> Problem to solve
It is required that all of the data be written out exactly.

> Dataset items

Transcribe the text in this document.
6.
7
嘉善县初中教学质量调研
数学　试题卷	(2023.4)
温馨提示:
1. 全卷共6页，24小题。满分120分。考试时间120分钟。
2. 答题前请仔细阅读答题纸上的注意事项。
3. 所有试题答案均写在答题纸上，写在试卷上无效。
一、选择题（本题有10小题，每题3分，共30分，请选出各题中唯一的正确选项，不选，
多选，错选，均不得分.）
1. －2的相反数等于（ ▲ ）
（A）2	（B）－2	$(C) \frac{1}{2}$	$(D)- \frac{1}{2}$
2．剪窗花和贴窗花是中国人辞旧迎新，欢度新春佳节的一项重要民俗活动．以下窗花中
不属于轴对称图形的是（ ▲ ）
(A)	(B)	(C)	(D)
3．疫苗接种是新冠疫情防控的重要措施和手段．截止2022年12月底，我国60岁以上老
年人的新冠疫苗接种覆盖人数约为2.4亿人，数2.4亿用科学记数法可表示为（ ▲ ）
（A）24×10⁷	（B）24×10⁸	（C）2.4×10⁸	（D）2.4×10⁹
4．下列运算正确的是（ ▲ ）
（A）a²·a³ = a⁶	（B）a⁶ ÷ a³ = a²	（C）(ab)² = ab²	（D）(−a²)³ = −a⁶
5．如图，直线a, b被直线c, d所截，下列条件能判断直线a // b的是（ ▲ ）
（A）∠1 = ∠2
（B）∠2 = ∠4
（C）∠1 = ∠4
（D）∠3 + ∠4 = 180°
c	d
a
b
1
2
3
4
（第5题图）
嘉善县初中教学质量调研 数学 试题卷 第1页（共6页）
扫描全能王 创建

> Task answer
Transcribe the text in this document.
6.
7
嘉善县初中教学质量调研
数学　试题卷	(2023.4)
温馨提示:
1. 全卷共6页，24小题。满分120分。考试时间120分钟。
2. 答题前请仔细阅读答题纸上的注意事项。
3. 所有试题答案均写在答题纸上，写在试卷上无效。
一、选择题（本题有10小题，每题3分，共30分，请选出各题中唯一的正确选项，不选，
多选，错选，均不得分.）
1. －2的相反数等于（ ▲ ）
（A）2	（B）－2	$(C) \frac{1}{2}$	$(D)- \frac{1}{2}$
2．剪窗花和贴窗花是中国人辞旧迎新，欢度新春佳节的一项重要民俗活动．以下窗花中
不属于轴对称图形的是（ ▲ ）
(A)	(B)	(C)	(D)
3．疫苗接种是新冠疫情防控的重要措施和手段．截止2022年12月底，我国60岁以上老
年人的新冠疫苗接种覆盖人数约为2.4亿人，数2.4亿用科学记数法可表示为（ ▲ ）
（A）24×10⁷	（B）24×10⁸	（C）2.4×10⁸	（D）2.4×10⁹
4．下列运算正确的是（ ▲ ）
（A）a²·a³ = a⁶	（B）a⁶ ÷ a³ = a²	（C）(ab)² = ab²	（D）(−a²)³ = −a⁶
5．如图，直线a, b被直线c, d所截，下列条件能判断直线a // b的是（ ▲ ）
（A）∠1 = ∠2
（B）∠2 = ∠4
（C）∠1 = ∠4
（D）∠3 + ∠4 = 180°
c	d
a
b
1
2
3
4
（第5题图）
嘉善县初中教学质量调研 数学 试题卷 第1页（共6页）
扫描全能王 创建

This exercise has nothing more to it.